■ **Stored data**
========

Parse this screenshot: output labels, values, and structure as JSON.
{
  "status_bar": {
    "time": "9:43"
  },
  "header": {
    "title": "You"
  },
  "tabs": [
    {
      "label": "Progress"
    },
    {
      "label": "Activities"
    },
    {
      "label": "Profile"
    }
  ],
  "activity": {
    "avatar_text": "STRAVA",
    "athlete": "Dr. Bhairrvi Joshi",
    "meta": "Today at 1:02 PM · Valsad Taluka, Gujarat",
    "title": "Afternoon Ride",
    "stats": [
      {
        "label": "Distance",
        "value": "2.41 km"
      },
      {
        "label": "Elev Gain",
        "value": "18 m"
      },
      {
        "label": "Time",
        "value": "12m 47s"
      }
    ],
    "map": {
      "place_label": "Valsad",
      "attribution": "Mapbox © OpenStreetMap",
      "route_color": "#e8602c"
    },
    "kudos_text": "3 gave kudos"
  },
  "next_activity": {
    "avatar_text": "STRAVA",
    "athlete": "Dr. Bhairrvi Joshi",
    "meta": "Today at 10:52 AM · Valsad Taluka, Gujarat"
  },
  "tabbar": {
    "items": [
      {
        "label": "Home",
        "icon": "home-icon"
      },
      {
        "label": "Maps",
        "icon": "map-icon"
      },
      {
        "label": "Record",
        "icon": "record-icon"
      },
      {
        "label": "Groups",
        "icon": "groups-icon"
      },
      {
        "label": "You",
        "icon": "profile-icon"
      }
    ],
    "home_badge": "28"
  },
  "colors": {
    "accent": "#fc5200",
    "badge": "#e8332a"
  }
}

========

■ **TASK PROMPT**
Extract each line of the listing above, copying it word for word.

■ **FULL OUTPUT**
Parse this screenshot: output labels, values, and structure as JSON.
{
  "status_bar": {
    "time": "9:43"
  },
  "header": {
    "title": "You"
  },
  "tabs": [
    {
      "label": "Progress"
    },
    {
      "label": "Activities"
    },
    {
      "label": "Profile"
    }
  ],
  "activity": {
    "avatar_text": "STRAVA",
    "athlete": "Dr. Bhairrvi Joshi",
    "meta": "Today at 1:02 PM · Valsad Taluka, Gujarat",
    "title": "Afternoon Ride",
    "stats": [
      {
        "label": "Distance",
        "value": "2.41 km"
      },
      {
        "label": "Elev Gain",
        "value": "18 m"
      },
      {
        "label": "Time",
        "value": "12m 47s"
      }
    ],
    "map": {
      "place_label": "Valsad",
      "attribution": "Mapbox © OpenStreetMap",
      "route_color": "#e8602c"
    },
    "kudos_text": "3 gave kudos"
  },
  "next_activity": {
    "avatar_text": "STRAVA",
    "athlete": "Dr. Bhairrvi Joshi",
    "meta": "Today at 10:52 AM · Valsad Taluka, Gujarat"
  },
  "tabbar": {
    "items": [
      {
        "label": "Home",
        "icon": "home-icon"
      },
      {
        "label": "Maps",
        "icon": "map-icon"
      },
      {
        "label": "Record",
        "icon": "record-icon"
      },
      {
        "label": "Groups",
        "icon": "groups-icon"
      },
      {
        "label": "You",
        "icon": "profile-icon"
      }
    ],
    "home_badge": "28"
  },
  "colors": {
    "accent": "#fc5200",
    "badge": "#e8332a"
  }
}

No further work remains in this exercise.